Written problem: Please find all lines in the data that hold the string "document" and copy them.

Start of Dataset records

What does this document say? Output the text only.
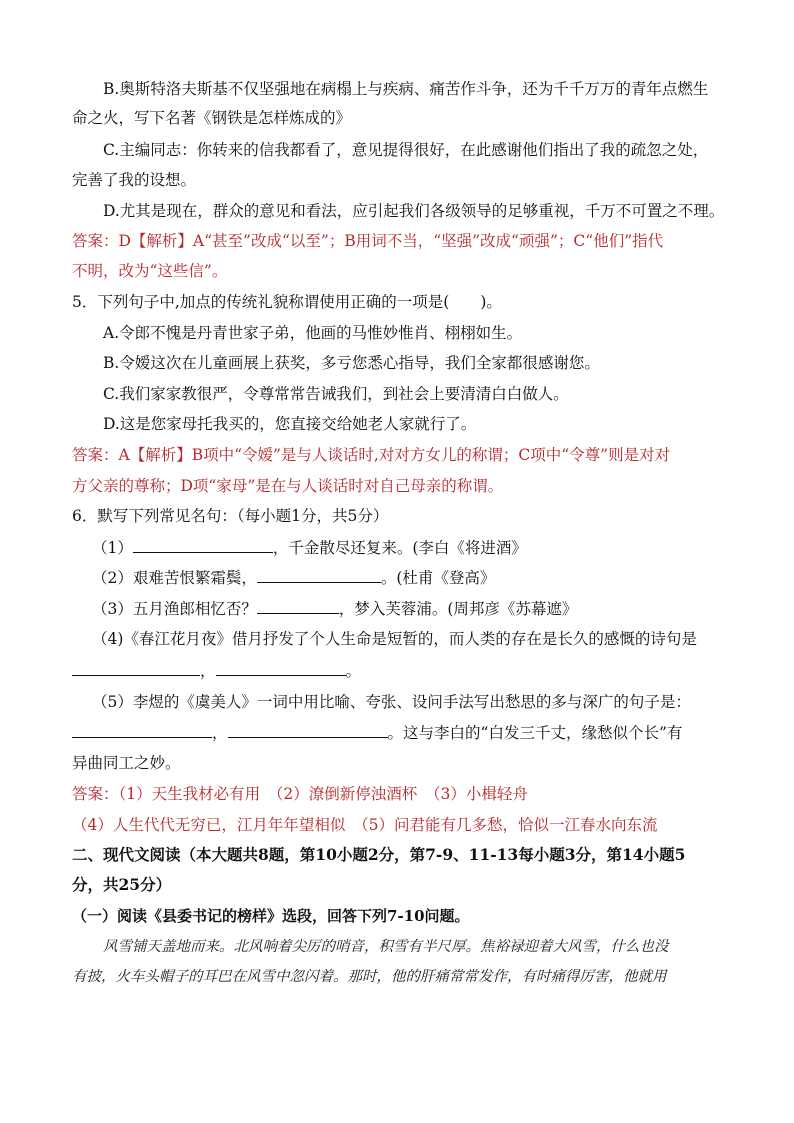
B.奥斯特洛夫斯基不仅坚强地在病榻上与疾病、痛苦作斗争，还为千千万万的青年点燃生
命之火，写下名著《钢铁是怎样炼成的》
C.主编同志：你转来的信我都看了，意见提得很好，在此感谢他们指出了我的疏忽之处，
完善了我的设想。
D.尤其是现在，群众的意见和看法，应引起我们各级领导的足够重视，千万不可置之不理。
答案：D【解析】A“甚至”改成“以至”；B用词不当，“坚强”改成“顽强”；C“他们”指代
不明，改为“这些信”。
5．下列句子中,加点的传统礼貌称谓使用正确的一项是(　　)。
A.令郎不愧是丹青世家子弟，他画的马惟妙惟肖、栩栩如生。
B.令嫒这次在儿童画展上获奖，多亏您悉心指导，我们全家都很感谢您。
C.我们家家教很严，令尊常常告诫我们，到社会上要清清白白做人。
D.这是您家母托我买的，您直接交给她老人家就行了。
答案：A【解析】B项中“令嫒”是与人谈话时,对对方女儿的称谓；C项中“令尊”则是对对
方父亲的尊称；D项“家母”是在与人谈话时对自己母亲的称谓。
6．默写下列常见名句：（每小题1分，共5分）
（1）	，千金散尽还复来。(李白《将进酒》
（2）艰难苦恨繁霜鬓，	。(杜甫《登高》
（3）五月渔郎相忆否？	，梦入芙蓉浦。(周邦彦《苏幕遮》
（4)《春江花月夜》借月抒发了个人生命是短暂的，而人类的存在是长久的感慨的诗句是
，	。
（5）李煜的《虞美人》一词中用比喻、夸张、设问手法写出愁思的多与深广的句子是：
，	。这与李白的“白发三千丈，缘愁似个长”有
异曲同工之妙。
答案：（1）天生我材必有用　（2）潦倒新停浊酒杯　（3）小楫轻舟
（4）人生代代无穷已，江月年年望相似　（5）问君能有几多愁，恰似一江春水向东流
二、现代文阅读（本大题共8题，第10小题2分，第7-9、11-13每小题3分，第14小题5
分，共25分）
（一）阅读《县委书记的榜样》选段，回答下列7-10问题。
风雪铺天盖地而来。北风响着尖厉的哨音，积雪有半尺厚。焦裕禄迎着大风雪，什么也没
有披，火车头帽子的耳巴在风雪中忽闪着。那时，他的肝痛常常发作，有时痛得厉害，他就用
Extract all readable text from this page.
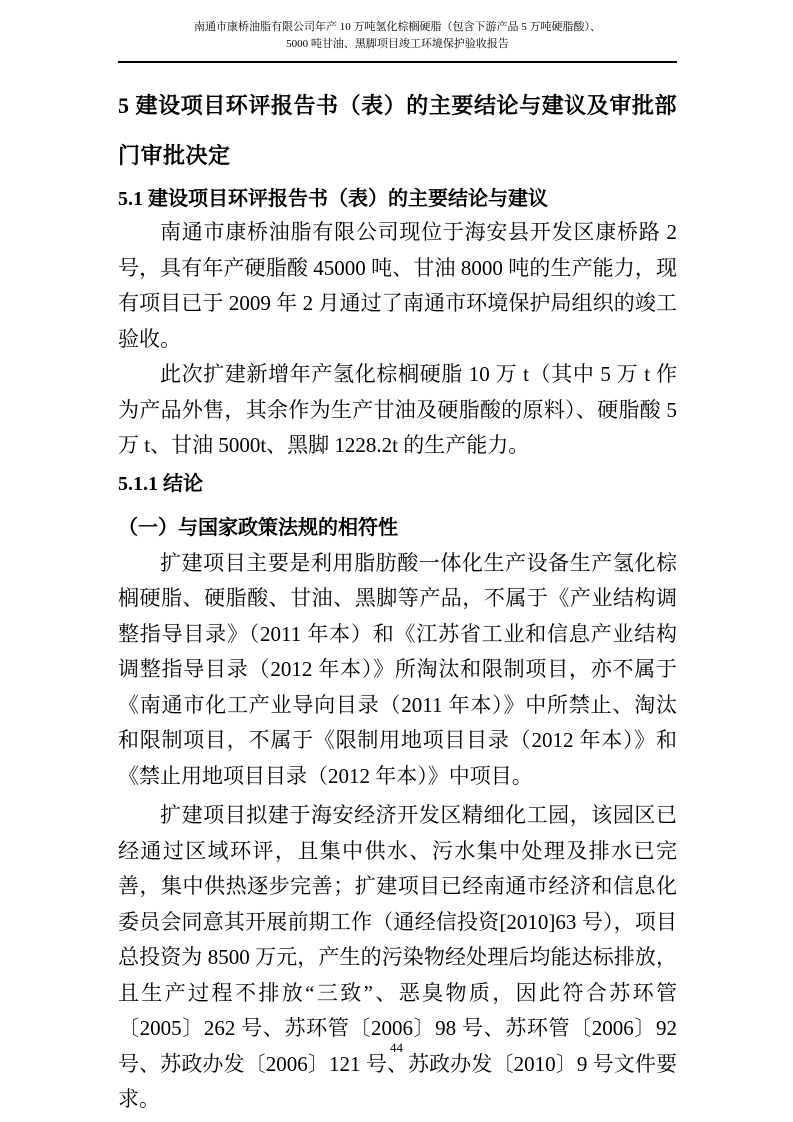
南通市康桥油脂有限公司年产 10 万吨氢化棕榈硬脂（包含下游产品 5 万吨硬脂酸）、
5000 吨甘油、黑脚项目竣工环境保护验收报告
5 建设项目环评报告书（表）的主要结论与建议及审批部门审批决定
5.1 建设项目环评报告书（表）的主要结论与建议

南通市康桥油脂有限公司现位于海安县开发区康桥路 2 号，具有年产硬脂酸 45000 吨、甘油 8000 吨的生产能力，现有项目已于 2009 年 2 月通过了南通市环境保护局组织的竣工验收。

此次扩建新增年产氢化棕榈硬脂 10 万 t（其中 5 万 t 作为产品外售，其余作为生产甘油及硬脂酸的原料）、硬脂酸 5 万 t、甘油 5000t、黑脚 1228.2t 的生产能力。

5.1.1 结论
（一）与国家政策法规的相符性

扩建项目主要是利用脂肪酸一体化生产设备生产氢化棕榈硬脂、硬脂酸、甘油、黑脚等产品，不属于《产业结构调整指导目录》（2011 年本）和《江苏省工业和信息产业结构调整指导目录（2012 年本）》所淘汰和限制项目，亦不属于《南通市化工产业导向目录（2011 年本）》中所禁止、淘汰和限制项目，不属于《限制用地项目目录（2012 年本）》和《禁止用地项目目录（2012 年本）》中项目。

扩建项目拟建于海安经济开发区精细化工园，该园区已经通过区域环评，且集中供水、污水集中处理及排水已完善，集中供热逐步完善；扩建项目已经南通市经济和信息化委员会同意其开展前期工作（通经信投资[2010]63 号），项目总投资为 8500 万元，产生的污染物经处理后均能达标排放，且生产过程不排放“三致”、恶臭物质，因此符合苏环管〔2005〕262 号、苏环管〔2006〕98 号、苏环管〔2006〕92 号、苏政办发〔2006〕121 号、苏政办发〔2010〕9 号文件要求。

44
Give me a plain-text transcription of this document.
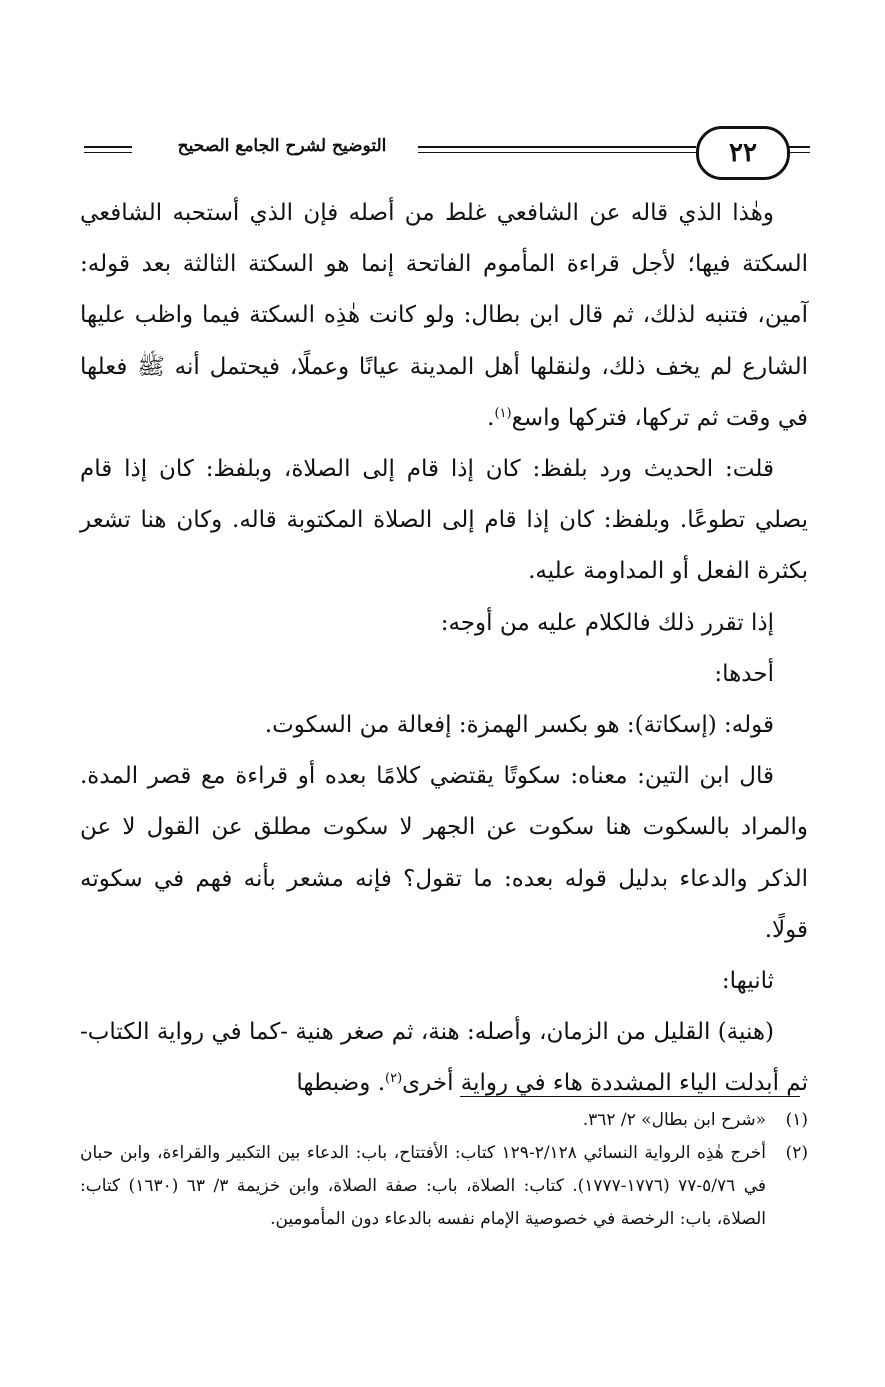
التوضيح لشرح الجامع الصحيح	٢٢

وهٰذا الذي قاله عن الشافعي غلط من أصله فإن الذي أستحبه الشافعي السكتة فيها؛ لأجل قراءة المأموم الفاتحة إنما هو السكتة الثالثة بعد قوله: آمين، فتنبه لذلك، ثم قال ابن بطال: ولو كانت هٰذِه السكتة فيما واظب عليها الشارع لم يخف ذلك، ولنقلها أهل المدينة عيانًا وعملًا، فيحتمل أنه ﷺ فعلها في وقت ثم تركها، فتركها واسع$^{(١)}$.

قلت: الحديث ورد بلفظ: كان إذا قام إلى الصلاة، وبلفظ: كان إذا قام يصلي تطوعًا. وبلفظ: كان إذا قام إلى الصلاة المكتوبة قاله. وكان هنا تشعر بكثرة الفعل أو المداومة عليه.

إذا تقرر ذلك فالكلام عليه من أوجه:

أحدها:

قوله: (إسكاتة): هو بكسر الهمزة: إفعالة من السكوت.

قال ابن التين: معناه: سكوتًا يقتضي كلامًا بعده أو قراءة مع قصر المدة. والمراد بالسكوت هنا سكوت عن الجهر لا سكوت مطلق عن القول لا عن الذكر والدعاء بدليل قوله بعده: ما تقول؟ فإنه مشعر بأنه فهم في سكوته قولًا.

ثانيها:

(هنية) القليل من الزمان، وأصله: هنة، ثم صغر هنية -كما في رواية الكتاب- ثم أبدلت الياء المشددة هاء في رواية أخرى$^{(٢)}$. وضبطها

(١)
«شرح ابن بطال» ٢/ ٣٦٢.
(٢)
أخرج هٰذِه الرواية النسائي ٢/١٢٨-١٢٩ كتاب: الأفتتاح، باب: الدعاء بين التكبير والقراءة، وابن حبان في ٥/٧٦-٧٧ (١٧٧٦-١٧٧٧). كتاب: الصلاة، باب: صفة الصلاة، وابن خزيمة ٣/ ٦٣ (١٦٣٠) كتاب: الصلاة، باب: الرخصة في خصوصية الإمام نفسه بالدعاء دون المأمومين.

End of Dataset records

Answer to the exercise:
What does this document say? Output the text only.
Give me a plain-text transcription of this document.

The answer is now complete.